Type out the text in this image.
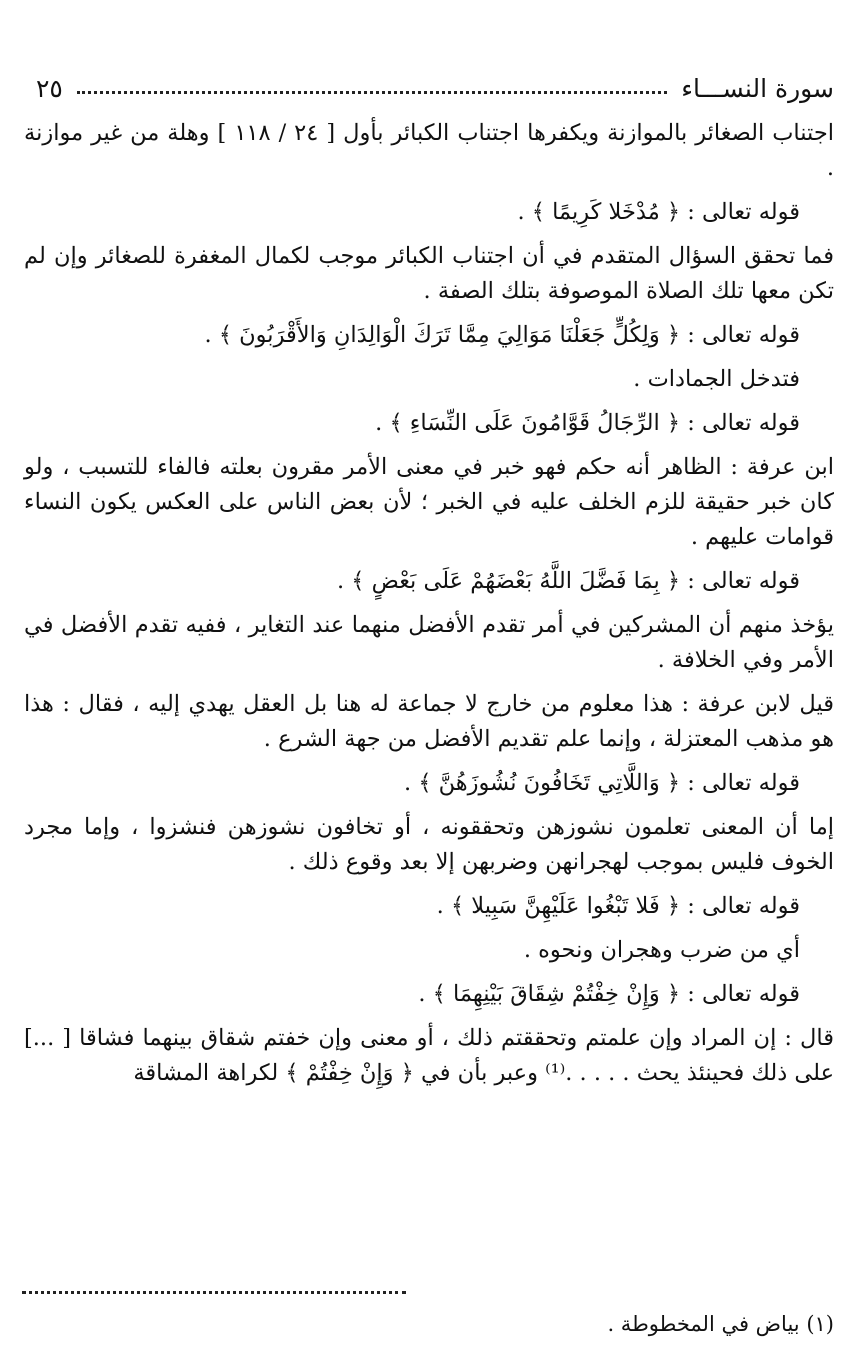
سورة النســـاء
٢٥

اجتناب الصغائر بالموازنة ويكفرها اجتناب الكبائر بأول [ ٢٤ / ١١٨ ] وهلة من غير موازنة .

قوله تعالى : ﴿ مُدْخَلا كَرِيمًا ﴾ .

فما تحقق السؤال المتقدم في أن اجتناب الكبائر موجب لكمال المغفرة للصغائر وإن لم تكن معها تلك الصلاة الموصوفة بتلك الصفة .

قوله تعالى : ﴿ وَلِكُلٍّ جَعَلْنَا مَوَالِيَ مِمَّا تَرَكَ الْوَالِدَانِ وَالأَقْرَبُونَ ﴾ .

فتدخل الجمادات .

قوله تعالى : ﴿ الرِّجَالُ قَوَّامُونَ عَلَى النِّسَاءِ ﴾ .

ابن عرفة : الظاهر أنه حكم فهو خبر في معنى الأمر مقرون بعلته فالفاء للتسبب ، ولو كان خبر حقيقة للزم الخلف عليه في الخبر ؛ لأن بعض الناس على العكس يكون النساء قوامات عليهم .

قوله تعالى : ﴿ بِمَا فَضَّلَ اللَّهُ بَعْضَهُمْ عَلَى بَعْضٍ ﴾ .

يؤخذ منهم أن المشركين في أمر تقدم الأفضل منهما عند التغاير ، ففيه تقدم الأفضل في الأمر وفي الخلافة .

قيل لابن عرفة : هذا معلوم من خارج لا جماعة له هنا بل العقل يهدي إليه ، فقال : هذا هو مذهب المعتزلة ، وإنما علم تقديم الأفضل من جهة الشرع .

قوله تعالى : ﴿ وَاللَّاتِي تَخَافُونَ نُشُوزَهُنَّ ﴾ .

إما أن المعنى تعلمون نشوزهن وتحققونه ، أو تخافون نشوزهن فنشزوا ، وإما مجرد الخوف فليس بموجب لهجرانهن وضربهن إلا بعد وقوع ذلك .

قوله تعالى : ﴿ فَلا تَبْغُوا عَلَيْهِنَّ سَبِيلا ﴾ .

أي من ضرب وهجران ونحوه .

قوله تعالى : ﴿ وَإِنْ خِفْتُمْ شِقَاقَ بَيْنِهِمَا ﴾ .

قال : إن المراد وإن علمتم وتحققتم ذلك ، أو معنى وإن خفتم شقاق بينهما فشاقا [ ...] على ذلك فحينئذ يحث . . . . .⁽¹⁾ وعبر بأن في ﴿ وَإِنْ خِفْتُمْ ﴾ لكراهة المشاقة

(١) بياض في المخطوطة .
———
**WHAT YOU ARE ASKED TO DO**. Copy out every line with the word "اجتناب".

**CORRECT OUTPUT**.
اجتناب الصغائر بالموازنة ويكفرها اجتناب الكبائر بأول [ ٢٤ / ١١٨ ] وهلة من غير موازنة .
فما تحقق السؤال المتقدم في أن اجتناب الكبائر موجب لكمال المغفرة للصغائر وإن لم تكن معها تلك الصلاة الموصوفة بتلك الصفة .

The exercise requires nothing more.